Священник сам должен следить за тем, чтобы вокруг него не образовывалось что-то вроде стены из самых близких прихожан. Я, например, ругаюсь, и, если кто-то из моих близких прихожан обидит бабушку, я его поставлю на поклоны. Если я встречаю кого-нибудь из нечастых прихожан на улице, говорю: “Ну, когда вы придете? Приходите!” Нужно же использовать и людское любопытство. Случилось так, что одна бабушка пришла раз, а потом ее не видно. Что случилось? Выяснилось, что ее кто-то обидел. Я говорю: “Вы что — я отдаю свою кровь для того, чтобы собрать людей, а вы их раскидываете?!”

Я вообще думаю, что вся деятельность должна исходить изнутри. Как источник — бьет струя, и значит, нужно обустраивать купель.

Чтобы объединить прихожан, у нас есть трапезная. Я бы хотел, чтобы после службы устраивалось чаепитие, на которое смог бы прийти каждый, кто хочет. Но сейчас нам не позволяет место. Потому что нужно, чтобы люди ближе общались. Слава Богу, что теперь люди могут выбирать, в какой храм ходить. Ведь до революции приходы были чисто функциональными — это было место, где крестили, венчали, отпевали. Сейчас же люди ищут то место, где они смогут расти духовно».

────────────────

Задание A:
Согласуются ли с исходным текстом следующие утверждения? На каждое ответьте «да» или «нет» и дословно приведите решающие слова текста.
(i) Священник ставит на поклоны близкого прихожанина, обидевшего бабушку.
(ii) После службы уже устраивается чаепитие для всех желающих.
(iii) До революции приходы были местом духовного роста.
Задание B:
Ответьте на вопросы по исходному тексту:
(i) Что выяснилось о бабушке, которая пришла раз, а потом перестала появляться?
(ii) Что есть у прихода, чтобы объединить прихожан?
(iii) Что, по словам священника, теперь могут выбирать люди?
Отвечайте, опираясь только на исходный текст.

────────────────

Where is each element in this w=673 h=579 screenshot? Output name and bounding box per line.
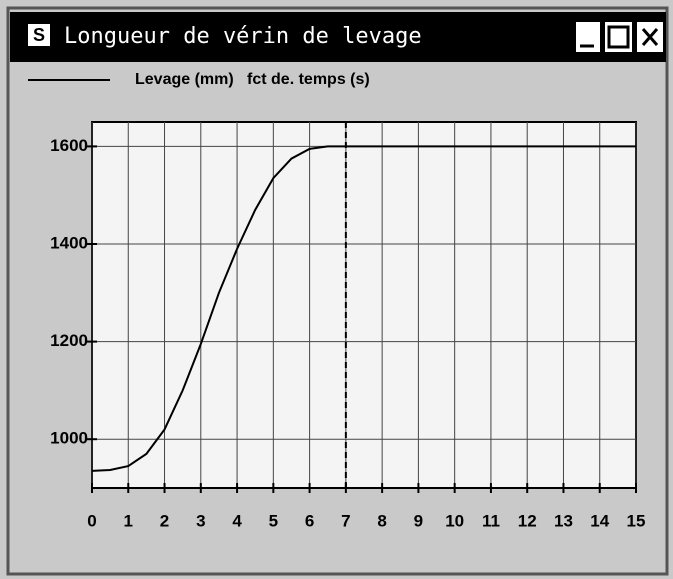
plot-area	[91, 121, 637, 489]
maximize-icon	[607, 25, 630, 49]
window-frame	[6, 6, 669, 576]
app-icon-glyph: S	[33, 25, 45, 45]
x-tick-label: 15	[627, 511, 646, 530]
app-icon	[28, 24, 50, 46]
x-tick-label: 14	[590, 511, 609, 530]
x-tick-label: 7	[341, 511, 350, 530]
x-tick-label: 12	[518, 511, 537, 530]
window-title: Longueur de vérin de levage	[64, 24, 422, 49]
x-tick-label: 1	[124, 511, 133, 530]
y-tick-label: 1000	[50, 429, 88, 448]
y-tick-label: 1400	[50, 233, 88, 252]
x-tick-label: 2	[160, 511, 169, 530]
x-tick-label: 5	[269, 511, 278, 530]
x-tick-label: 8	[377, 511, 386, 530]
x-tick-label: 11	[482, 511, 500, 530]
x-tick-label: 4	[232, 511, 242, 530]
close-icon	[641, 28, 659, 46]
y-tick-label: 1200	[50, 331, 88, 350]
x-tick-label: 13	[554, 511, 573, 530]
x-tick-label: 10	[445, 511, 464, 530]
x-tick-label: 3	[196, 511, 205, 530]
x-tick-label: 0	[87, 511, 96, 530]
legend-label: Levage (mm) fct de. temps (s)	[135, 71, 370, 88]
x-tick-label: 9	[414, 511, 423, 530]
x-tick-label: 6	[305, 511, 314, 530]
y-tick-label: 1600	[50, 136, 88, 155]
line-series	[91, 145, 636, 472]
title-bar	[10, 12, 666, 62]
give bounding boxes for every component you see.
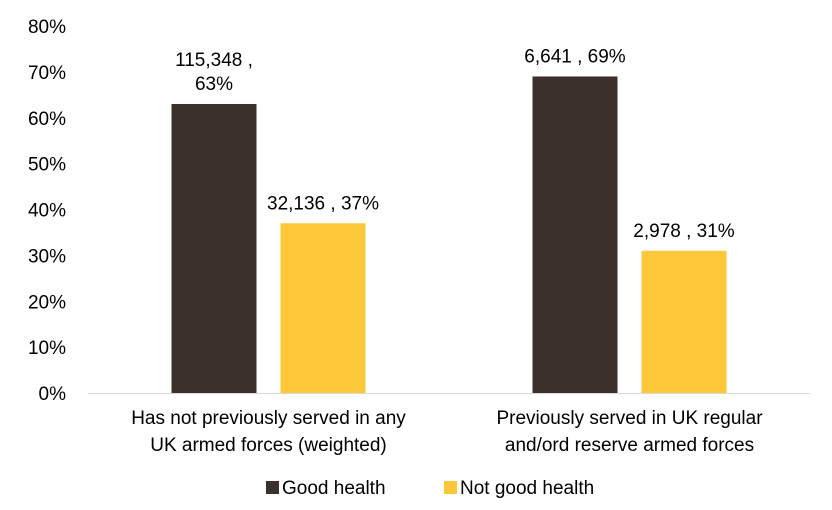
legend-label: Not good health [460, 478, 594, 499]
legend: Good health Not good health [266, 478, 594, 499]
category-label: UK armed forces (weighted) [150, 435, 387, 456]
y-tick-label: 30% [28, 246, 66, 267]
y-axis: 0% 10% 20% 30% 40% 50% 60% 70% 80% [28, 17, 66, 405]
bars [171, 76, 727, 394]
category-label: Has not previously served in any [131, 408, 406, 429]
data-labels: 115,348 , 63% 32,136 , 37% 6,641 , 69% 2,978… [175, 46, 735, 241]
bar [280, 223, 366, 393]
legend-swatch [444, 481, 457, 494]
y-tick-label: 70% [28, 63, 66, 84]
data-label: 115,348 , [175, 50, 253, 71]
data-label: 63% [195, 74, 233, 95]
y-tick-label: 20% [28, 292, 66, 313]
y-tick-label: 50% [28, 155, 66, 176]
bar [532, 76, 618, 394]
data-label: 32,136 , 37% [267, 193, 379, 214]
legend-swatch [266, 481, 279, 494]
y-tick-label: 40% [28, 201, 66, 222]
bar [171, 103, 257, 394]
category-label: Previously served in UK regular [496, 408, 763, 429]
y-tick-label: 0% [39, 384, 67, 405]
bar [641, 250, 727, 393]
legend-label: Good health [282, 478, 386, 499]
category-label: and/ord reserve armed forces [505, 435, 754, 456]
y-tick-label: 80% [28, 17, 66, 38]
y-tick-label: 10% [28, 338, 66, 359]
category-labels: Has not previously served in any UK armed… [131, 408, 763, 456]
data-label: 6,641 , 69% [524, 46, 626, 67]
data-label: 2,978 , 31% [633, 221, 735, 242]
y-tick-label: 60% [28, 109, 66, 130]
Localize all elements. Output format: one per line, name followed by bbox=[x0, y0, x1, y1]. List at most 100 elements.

────────────────

Решение задания A:
(i) Да: «если кто-то из моих близких прихожан обидит бабушку, я его поставлю на поклоны».
(ii) Нет: «Я бы хотел, чтобы после службы устраивалось чаепитие» и «Но сейчас нам не позволяет место».
(iii) Нет: «до революции приходы были чисто функциональными».

Решение задания B:
(i) Её кто-то обидел.
(ii) Трапезная.
(iii) В какой храм ходить.